▶ **YOUR TASK**: Find the lines that contain the word "Nous" and copy each one.
--- Start DATASET ENTRIES ---
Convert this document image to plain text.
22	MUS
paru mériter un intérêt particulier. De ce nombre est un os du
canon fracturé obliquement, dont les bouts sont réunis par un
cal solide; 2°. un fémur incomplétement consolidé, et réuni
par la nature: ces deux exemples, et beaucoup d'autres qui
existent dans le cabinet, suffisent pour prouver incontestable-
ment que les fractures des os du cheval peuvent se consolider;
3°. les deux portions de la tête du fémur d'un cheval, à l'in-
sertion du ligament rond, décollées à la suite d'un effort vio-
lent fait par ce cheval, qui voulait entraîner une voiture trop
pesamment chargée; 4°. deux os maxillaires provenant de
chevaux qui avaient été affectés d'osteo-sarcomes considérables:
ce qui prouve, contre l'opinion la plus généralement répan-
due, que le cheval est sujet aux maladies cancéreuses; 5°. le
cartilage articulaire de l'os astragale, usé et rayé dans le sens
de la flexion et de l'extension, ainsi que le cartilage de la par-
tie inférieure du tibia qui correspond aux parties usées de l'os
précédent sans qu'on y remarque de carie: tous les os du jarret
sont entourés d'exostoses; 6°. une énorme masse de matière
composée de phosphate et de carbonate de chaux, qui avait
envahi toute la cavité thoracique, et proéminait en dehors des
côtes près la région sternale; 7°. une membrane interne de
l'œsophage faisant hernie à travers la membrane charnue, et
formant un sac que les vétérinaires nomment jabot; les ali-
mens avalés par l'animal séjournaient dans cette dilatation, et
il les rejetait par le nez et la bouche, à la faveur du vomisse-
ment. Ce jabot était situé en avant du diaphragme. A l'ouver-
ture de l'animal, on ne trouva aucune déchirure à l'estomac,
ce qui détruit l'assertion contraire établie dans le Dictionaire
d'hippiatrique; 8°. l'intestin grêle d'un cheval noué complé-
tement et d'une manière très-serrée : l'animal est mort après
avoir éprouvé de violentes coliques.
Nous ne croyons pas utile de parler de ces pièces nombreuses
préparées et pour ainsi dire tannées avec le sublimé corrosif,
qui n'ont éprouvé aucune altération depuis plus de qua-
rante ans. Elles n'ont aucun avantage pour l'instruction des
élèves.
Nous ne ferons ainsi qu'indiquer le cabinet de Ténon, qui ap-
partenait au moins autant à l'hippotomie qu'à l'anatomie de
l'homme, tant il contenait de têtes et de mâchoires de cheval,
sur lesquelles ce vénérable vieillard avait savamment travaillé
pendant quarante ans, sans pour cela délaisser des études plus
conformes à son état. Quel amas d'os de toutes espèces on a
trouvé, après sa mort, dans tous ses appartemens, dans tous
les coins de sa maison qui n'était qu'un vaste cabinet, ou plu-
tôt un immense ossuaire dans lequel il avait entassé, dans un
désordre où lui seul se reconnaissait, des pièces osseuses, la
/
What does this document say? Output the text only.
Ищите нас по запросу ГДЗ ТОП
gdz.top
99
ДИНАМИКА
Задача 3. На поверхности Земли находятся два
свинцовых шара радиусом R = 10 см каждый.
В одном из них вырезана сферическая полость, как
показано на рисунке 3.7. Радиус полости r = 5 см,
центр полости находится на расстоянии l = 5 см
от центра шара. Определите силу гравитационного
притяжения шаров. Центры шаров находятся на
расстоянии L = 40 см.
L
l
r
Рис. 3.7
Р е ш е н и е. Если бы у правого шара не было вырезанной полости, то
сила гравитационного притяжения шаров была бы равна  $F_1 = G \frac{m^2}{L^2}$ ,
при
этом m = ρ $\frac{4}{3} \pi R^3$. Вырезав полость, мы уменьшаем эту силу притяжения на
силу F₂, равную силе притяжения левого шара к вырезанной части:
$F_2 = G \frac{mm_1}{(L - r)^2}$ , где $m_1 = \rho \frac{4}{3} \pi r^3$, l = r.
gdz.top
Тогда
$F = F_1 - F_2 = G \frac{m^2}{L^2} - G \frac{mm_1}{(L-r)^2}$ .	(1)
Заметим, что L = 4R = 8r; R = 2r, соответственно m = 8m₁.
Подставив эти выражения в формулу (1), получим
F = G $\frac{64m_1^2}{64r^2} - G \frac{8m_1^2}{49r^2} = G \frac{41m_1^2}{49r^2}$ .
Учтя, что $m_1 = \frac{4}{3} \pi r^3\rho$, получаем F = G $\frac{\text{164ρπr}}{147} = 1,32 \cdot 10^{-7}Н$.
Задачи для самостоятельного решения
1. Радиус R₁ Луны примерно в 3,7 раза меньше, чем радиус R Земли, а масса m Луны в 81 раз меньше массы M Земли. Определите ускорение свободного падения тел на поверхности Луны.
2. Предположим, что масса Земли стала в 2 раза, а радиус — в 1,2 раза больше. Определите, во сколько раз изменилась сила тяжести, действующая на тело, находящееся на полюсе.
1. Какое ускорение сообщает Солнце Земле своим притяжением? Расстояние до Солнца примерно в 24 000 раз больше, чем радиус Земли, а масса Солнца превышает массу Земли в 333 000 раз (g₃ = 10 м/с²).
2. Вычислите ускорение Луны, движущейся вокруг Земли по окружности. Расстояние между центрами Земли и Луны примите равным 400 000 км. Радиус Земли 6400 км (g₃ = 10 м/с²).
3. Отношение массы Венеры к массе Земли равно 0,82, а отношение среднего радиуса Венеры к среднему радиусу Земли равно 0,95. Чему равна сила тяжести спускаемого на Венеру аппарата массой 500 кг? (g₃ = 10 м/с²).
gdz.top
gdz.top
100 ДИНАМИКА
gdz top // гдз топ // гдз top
--- End DATASET ENTRIES ---
--- Start DATASET ENTRIES ---
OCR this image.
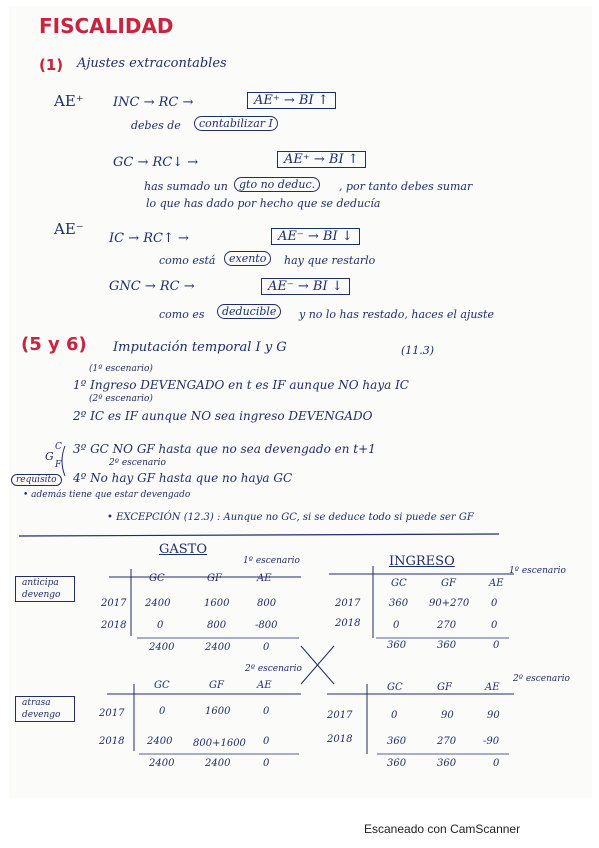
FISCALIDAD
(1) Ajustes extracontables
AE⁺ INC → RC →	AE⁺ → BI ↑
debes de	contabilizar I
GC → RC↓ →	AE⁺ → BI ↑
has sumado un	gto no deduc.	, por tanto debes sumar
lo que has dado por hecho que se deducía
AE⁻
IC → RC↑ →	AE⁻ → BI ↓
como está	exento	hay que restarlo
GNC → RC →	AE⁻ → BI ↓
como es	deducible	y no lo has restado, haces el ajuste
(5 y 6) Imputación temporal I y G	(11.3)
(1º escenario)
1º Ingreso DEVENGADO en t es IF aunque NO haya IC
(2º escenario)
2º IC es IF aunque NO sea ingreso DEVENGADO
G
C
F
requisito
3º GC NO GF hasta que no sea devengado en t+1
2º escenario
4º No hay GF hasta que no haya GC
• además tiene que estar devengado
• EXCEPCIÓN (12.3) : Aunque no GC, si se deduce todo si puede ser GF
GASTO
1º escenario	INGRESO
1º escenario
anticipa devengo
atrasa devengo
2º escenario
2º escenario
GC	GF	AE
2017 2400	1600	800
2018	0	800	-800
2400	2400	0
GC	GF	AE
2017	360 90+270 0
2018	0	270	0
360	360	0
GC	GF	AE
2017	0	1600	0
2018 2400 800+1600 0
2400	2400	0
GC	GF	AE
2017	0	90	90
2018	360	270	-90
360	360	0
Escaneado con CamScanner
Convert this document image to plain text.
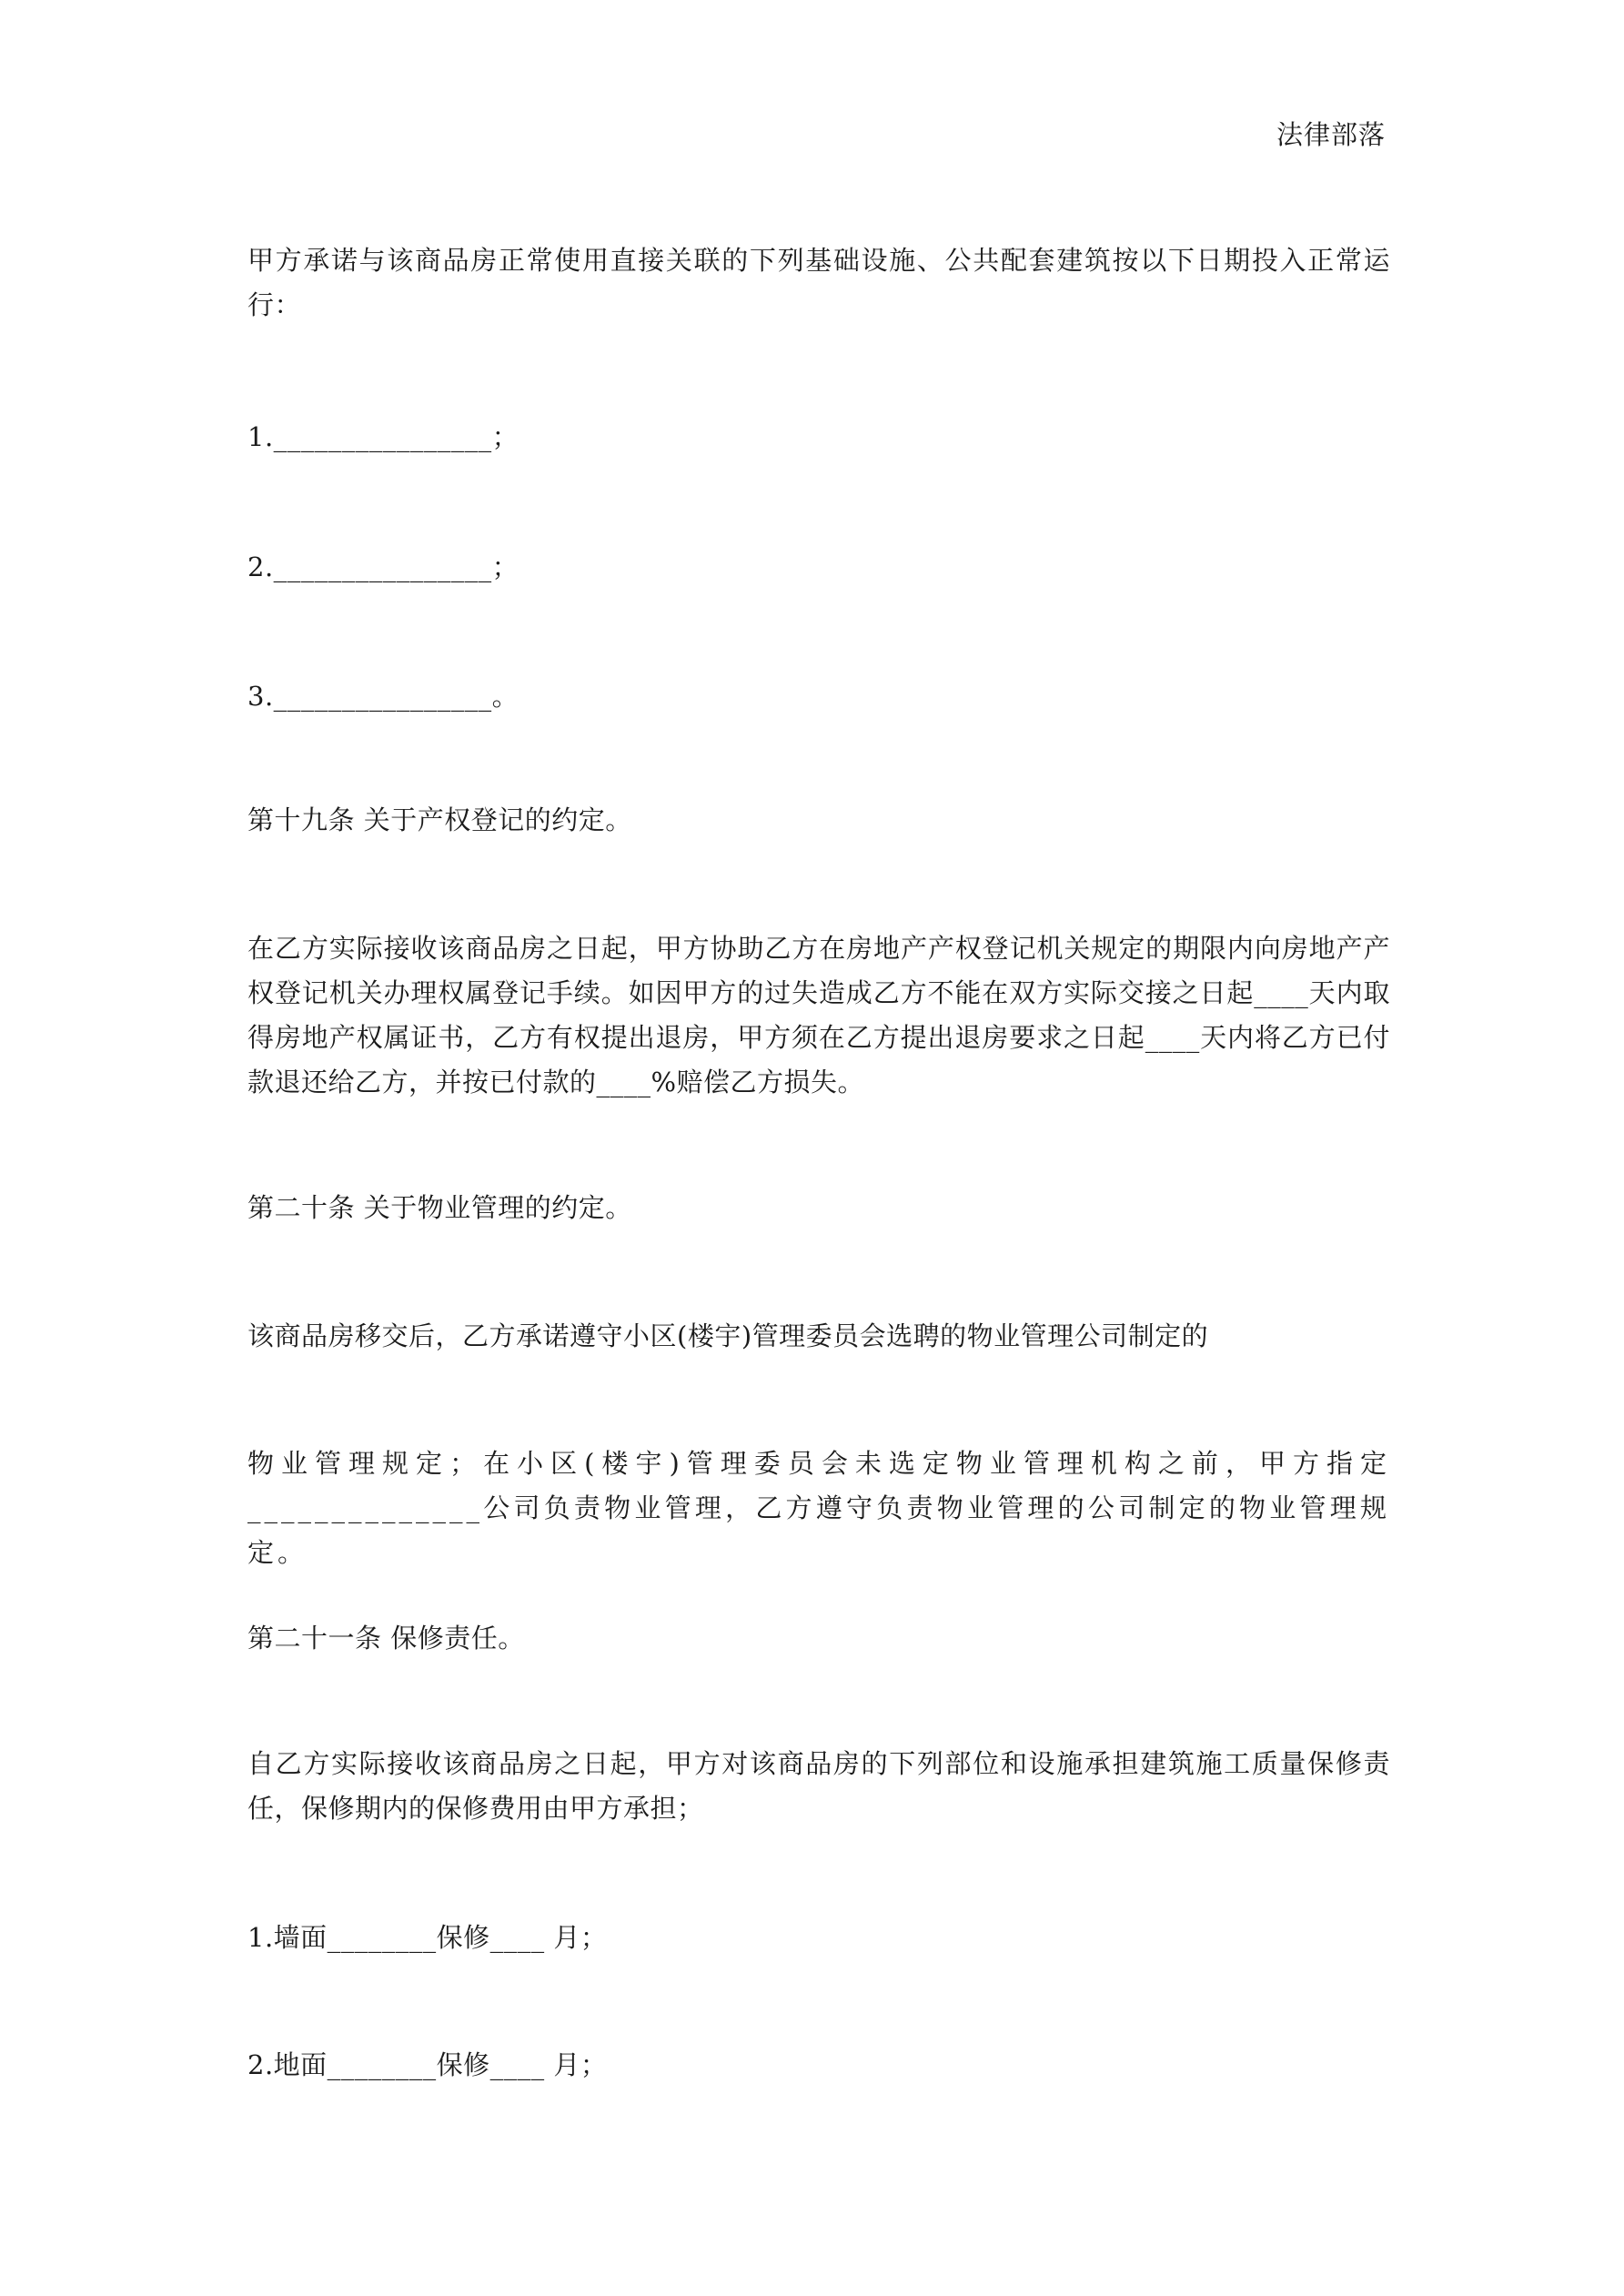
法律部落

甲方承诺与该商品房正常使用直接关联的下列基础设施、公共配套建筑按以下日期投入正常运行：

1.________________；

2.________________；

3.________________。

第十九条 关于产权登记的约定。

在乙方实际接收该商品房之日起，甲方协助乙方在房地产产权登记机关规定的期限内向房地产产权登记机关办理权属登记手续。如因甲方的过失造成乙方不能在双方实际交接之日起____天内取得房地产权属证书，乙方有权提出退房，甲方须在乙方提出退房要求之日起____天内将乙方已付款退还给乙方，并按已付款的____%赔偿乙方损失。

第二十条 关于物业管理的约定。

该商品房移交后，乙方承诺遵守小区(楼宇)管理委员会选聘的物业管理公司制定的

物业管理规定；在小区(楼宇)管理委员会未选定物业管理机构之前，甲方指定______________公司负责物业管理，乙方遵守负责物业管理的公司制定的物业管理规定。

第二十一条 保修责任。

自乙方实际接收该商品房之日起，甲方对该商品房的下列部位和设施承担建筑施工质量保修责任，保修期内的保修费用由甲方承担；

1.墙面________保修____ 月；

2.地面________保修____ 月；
--- End DATASET ENTRIES ---
▶ **FULL ANSWER**:
Nous ne croyons pas utile de parler de ces pièces nombreuses
Nous ne ferons ainsi qu'indiquer le cabinet de Ténon, qui ap-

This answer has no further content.